DIRECTIVE:
Everything in the listing should be restated word for word.

[Start of SUPPLIED MATERIAL]

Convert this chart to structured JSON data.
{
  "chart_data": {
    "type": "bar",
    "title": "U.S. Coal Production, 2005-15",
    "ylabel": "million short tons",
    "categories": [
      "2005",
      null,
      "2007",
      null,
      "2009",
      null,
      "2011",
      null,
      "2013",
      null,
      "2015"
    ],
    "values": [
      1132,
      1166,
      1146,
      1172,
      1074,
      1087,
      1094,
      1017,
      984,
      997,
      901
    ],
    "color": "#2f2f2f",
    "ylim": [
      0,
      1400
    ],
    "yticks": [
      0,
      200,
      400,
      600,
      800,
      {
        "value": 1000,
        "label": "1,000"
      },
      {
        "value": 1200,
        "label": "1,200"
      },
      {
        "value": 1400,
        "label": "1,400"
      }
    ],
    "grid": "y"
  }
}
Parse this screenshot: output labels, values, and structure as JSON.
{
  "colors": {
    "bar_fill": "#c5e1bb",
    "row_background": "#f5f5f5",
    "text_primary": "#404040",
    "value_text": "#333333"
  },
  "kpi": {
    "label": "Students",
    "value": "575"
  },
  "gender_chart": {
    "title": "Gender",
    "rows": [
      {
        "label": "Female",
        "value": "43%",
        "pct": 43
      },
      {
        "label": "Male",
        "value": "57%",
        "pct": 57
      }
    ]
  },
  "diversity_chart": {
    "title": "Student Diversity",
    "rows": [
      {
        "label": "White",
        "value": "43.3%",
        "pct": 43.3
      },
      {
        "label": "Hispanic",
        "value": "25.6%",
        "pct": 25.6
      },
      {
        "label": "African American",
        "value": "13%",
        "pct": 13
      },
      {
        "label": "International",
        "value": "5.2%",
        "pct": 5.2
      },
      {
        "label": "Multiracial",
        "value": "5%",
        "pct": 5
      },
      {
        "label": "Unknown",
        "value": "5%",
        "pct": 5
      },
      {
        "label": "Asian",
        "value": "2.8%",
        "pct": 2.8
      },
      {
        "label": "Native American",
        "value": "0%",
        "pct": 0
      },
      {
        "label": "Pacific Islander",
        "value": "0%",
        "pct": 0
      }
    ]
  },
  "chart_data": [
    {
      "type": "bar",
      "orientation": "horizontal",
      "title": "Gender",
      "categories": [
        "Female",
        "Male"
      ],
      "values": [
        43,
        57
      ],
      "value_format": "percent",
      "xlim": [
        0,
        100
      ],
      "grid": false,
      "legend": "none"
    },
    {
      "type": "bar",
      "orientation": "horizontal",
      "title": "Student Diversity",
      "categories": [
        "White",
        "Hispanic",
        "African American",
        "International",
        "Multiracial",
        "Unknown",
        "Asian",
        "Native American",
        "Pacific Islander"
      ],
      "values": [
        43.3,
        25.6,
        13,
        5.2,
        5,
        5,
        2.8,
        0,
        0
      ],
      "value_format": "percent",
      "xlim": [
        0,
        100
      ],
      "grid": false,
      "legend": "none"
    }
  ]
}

[End of SUPPLIED MATERIAL]

TASK ANSWER:
Convert this chart to structured JSON data.
{
  "chart_data": {
    "type": "bar",
    "title": "U.S. Coal Production, 2005-15",
    "ylabel": "million short tons",
    "categories": [
      "2005",
      null,
      "2007",
      null,
      "2009",
      null,
      "2011",
      null,
      "2013",
      null,
      "2015"
    ],
    "values": [
      1132,
      1166,
      1146,
      1172,
      1074,
      1087,
      1094,
      1017,
      984,
      997,
      901
    ],
    "color": "#2f2f2f",
    "ylim": [
      0,
      1400
    ],
    "yticks": [
      0,
      200,
      400,
      600,
      800,
      {
        "value": 1000,
        "label": "1,000"
      },
      {
        "value": 1200,
        "label": "1,200"
      },
      {
        "value": 1400,
        "label": "1,400"
      }
    ],
    "grid": "y"
  }
}
Parse this screenshot: output labels, values, and structure as JSON.
{
  "colors": {
    "bar_fill": "#c5e1bb",
    "row_background": "#f5f5f5",
    "text_primary": "#404040",
    "value_text": "#333333"
  },
  "kpi": {
    "label": "Students",
    "value": "575"
  },
  "gender_chart": {
    "title": "Gender",
    "rows": [
      {
        "label": "Female",
        "value": "43%",
        "pct": 43
      },
      {
        "label": "Male",
        "value": "57%",
        "pct": 57
      }
    ]
  },
  "diversity_chart": {
    "title": "Student Diversity",
    "rows": [
      {
        "label": "White",
        "value": "43.3%",
        "pct": 43.3
      },
      {
        "label": "Hispanic",
        "value": "25.6%",
        "pct": 25.6
      },
      {
        "label": "African American",
        "value": "13%",
        "pct": 13
      },
      {
        "label": "International",
        "value": "5.2%",
        "pct": 5.2
      },
      {
        "label": "Multiracial",
        "value": "5%",
        "pct": 5
      },
      {
        "label": "Unknown",
        "value": "5%",
        "pct": 5
      },
      {
        "label": "Asian",
        "value": "2.8%",
        "pct": 2.8
      },
      {
        "label": "Native American",
        "value": "0%",
        "pct": 0
      },
      {
        "label": "Pacific Islander",
        "value": "0%",
        "pct": 0
      }
    ]
  },
  "chart_data": [
    {
      "type": "bar",
      "orientation": "horizontal",
      "title": "Gender",
      "categories": [
        "Female",
        "Male"
      ],
      "values": [
        43,
        57
      ],
      "value_format": "percent",
      "xlim": [
        0,
        100
      ],
      "grid": false,
      "legend": "none"
    },
    {
      "type": "bar",
      "orientation": "horizontal",
      "title": "Student Diversity",
      "categories": [
        "White",
        "Hispanic",
        "African American",
        "International",
        "Multiracial",
        "Unknown",
        "Asian",
        "Native American",
        "Pacific Islander"
      ],
      "values": [
        43.3,
        25.6,
        13,
        5.2,
        5,
        5,
        2.8,
        0,
        0
      ],
      "value_format": "percent",
      "xlim": [
        0,
        100
      ],
      "grid": false,
      "legend": "none"
    }
  ]
}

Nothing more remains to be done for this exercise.